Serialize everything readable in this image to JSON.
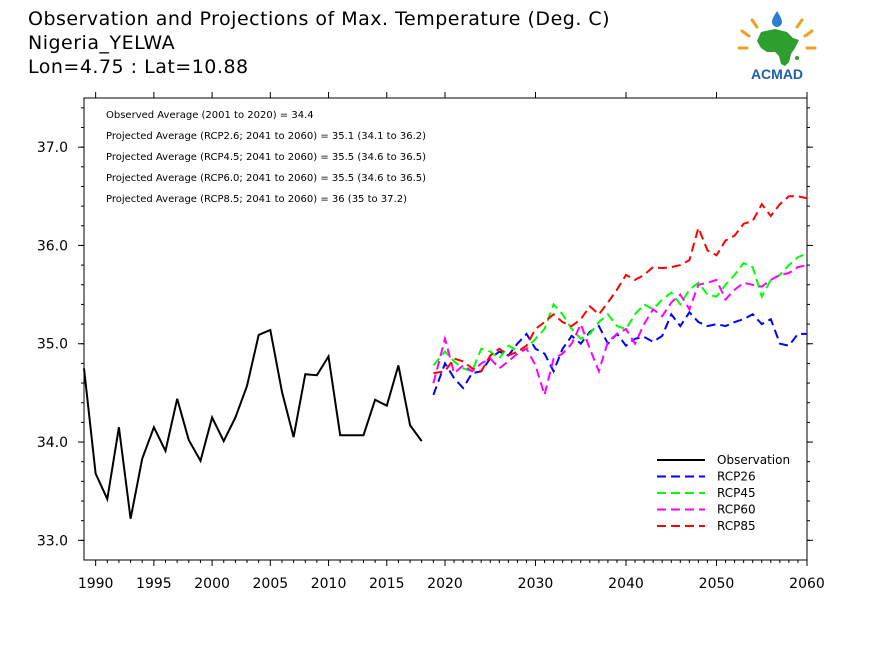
{
  "header": {
    "title_line1": "Observation and Projections of Max. Temperature (Deg. C)",
    "title_line2": "Nigeria_YELWA",
    "title_line3": "Lon=4.75 : Lat=10.88"
  },
  "logo": {
    "text": "ACMAD",
    "icon": "africa-map-logo"
  },
  "chart_data": {
    "type": "line",
    "title": "Observation and Projections of Max. Temperature (Deg. C)",
    "xlabel": "",
    "ylabel": "",
    "xlim": [
      1989,
      2060
    ],
    "ylim": [
      32.8,
      37.5
    ],
    "grid": false,
    "legend_position": "bottom-right",
    "x_ticks": [
      1990,
      1995,
      2000,
      2005,
      2010,
      2015,
      2020,
      2030,
      2040,
      2050,
      2060
    ],
    "x_tick_labels": [
      "1990",
      "1995",
      "2000",
      "2005",
      "2010",
      "2015",
      "2020",
      "2030",
      "2040",
      "2050",
      "2060"
    ],
    "y_ticks": [
      33.0,
      34.0,
      35.0,
      36.0,
      37.0
    ],
    "y_tick_labels": [
      "33.0",
      "34.0",
      "35.0",
      "36.0",
      "37.0"
    ],
    "annotations": [
      "Observed Average (2001 to 2020) = 34.4",
      "Projected Average (RCP2.6; 2041 to 2060) = 35.1 (34.1 to 36.2)",
      "Projected Average (RCP4.5; 2041 to 2060) = 35.5 (34.6 to 36.5)",
      "Projected Average (RCP6.0; 2041 to 2060) = 35.5 (34.6 to 36.5)",
      "Projected Average (RCP8.5; 2041 to 2060) = 36 (35 to 37.2)"
    ],
    "observation": {
      "name": "Observation",
      "color": "#000000",
      "x": [
        1989,
        1990,
        1991,
        1992,
        1993,
        1994,
        1995,
        1996,
        1997,
        1998,
        1999,
        2000,
        2001,
        2002,
        2003,
        2004,
        2005,
        2006,
        2007,
        2008,
        2009,
        2010,
        2011,
        2012,
        2013,
        2014,
        2015,
        2016,
        2017,
        2018,
        2019
      ],
      "values": [
        34.75,
        33.68,
        33.42,
        34.15,
        33.22,
        33.83,
        34.15,
        33.91,
        34.44,
        34.02,
        33.81,
        34.25,
        34.01,
        34.25,
        34.57,
        35.09,
        35.14,
        34.51,
        34.05,
        34.69,
        34.68,
        34.87,
        34.07,
        34.07,
        34.07,
        34.43,
        34.37,
        34.78,
        34.17,
        34.01,
        null
      ]
    },
    "x_projection": [
      2019,
      2020,
      2021,
      2022,
      2023,
      2024,
      2025,
      2026,
      2027,
      2028,
      2029,
      2030,
      2031,
      2032,
      2033,
      2034,
      2035,
      2036,
      2037,
      2038,
      2039,
      2040,
      2041,
      2042,
      2043,
      2044,
      2045,
      2046,
      2047,
      2048,
      2049,
      2050,
      2051,
      2052,
      2053,
      2054,
      2055,
      2056,
      2057,
      2058,
      2059,
      2060
    ],
    "series": [
      {
        "name": "RCP26",
        "color": "#0000ff",
        "values": [
          34.48,
          34.8,
          34.65,
          34.55,
          34.7,
          34.72,
          34.85,
          34.92,
          34.88,
          35.0,
          35.1,
          34.95,
          34.9,
          34.72,
          34.95,
          35.08,
          35.0,
          35.12,
          35.18,
          35.0,
          35.1,
          34.98,
          35.05,
          35.07,
          35.02,
          35.08,
          35.3,
          35.18,
          35.32,
          35.22,
          35.18,
          35.2,
          35.18,
          35.22,
          35.25,
          35.3,
          35.2,
          35.25,
          35.0,
          34.98,
          35.1,
          35.1
        ]
      },
      {
        "name": "RCP45",
        "color": "#00ff00",
        "values": [
          34.78,
          34.92,
          34.82,
          34.75,
          34.72,
          34.95,
          34.92,
          34.85,
          34.98,
          34.93,
          34.95,
          35.05,
          35.15,
          35.4,
          35.3,
          35.15,
          35.05,
          35.1,
          35.22,
          35.3,
          35.18,
          35.15,
          35.3,
          35.4,
          35.35,
          35.45,
          35.52,
          35.4,
          35.55,
          35.62,
          35.5,
          35.48,
          35.6,
          35.7,
          35.82,
          35.78,
          35.48,
          35.65,
          35.7,
          35.8,
          35.88,
          35.92
        ]
      },
      {
        "name": "RCP60",
        "color": "#ff00ff",
        "values": [
          34.6,
          35.05,
          34.7,
          34.78,
          34.72,
          34.8,
          34.85,
          34.75,
          34.82,
          34.9,
          34.95,
          34.78,
          34.48,
          34.85,
          34.9,
          35.0,
          35.2,
          34.95,
          34.72,
          35.02,
          35.1,
          35.15,
          35.0,
          35.2,
          35.35,
          35.28,
          35.42,
          35.5,
          35.35,
          35.6,
          35.62,
          35.65,
          35.45,
          35.55,
          35.62,
          35.6,
          35.58,
          35.65,
          35.7,
          35.72,
          35.78,
          35.8
        ]
      },
      {
        "name": "RCP85",
        "color": "#ff0000",
        "values": [
          34.7,
          34.72,
          34.85,
          34.82,
          34.75,
          34.72,
          34.88,
          34.95,
          34.88,
          34.92,
          34.98,
          35.15,
          35.22,
          35.3,
          35.22,
          35.18,
          35.25,
          35.38,
          35.3,
          35.42,
          35.55,
          35.7,
          35.65,
          35.7,
          35.78,
          35.77,
          35.78,
          35.8,
          35.85,
          36.18,
          35.95,
          35.9,
          36.05,
          36.1,
          36.22,
          36.25,
          36.42,
          36.3,
          36.42,
          36.5,
          36.5,
          36.48
        ]
      }
    ]
  }
}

========================================================================

*TASK REQUIREMENTS*
Looking at the data above, how many lines hold the word "color"? Respond with the number alone.

*WRITTEN REPLY*
5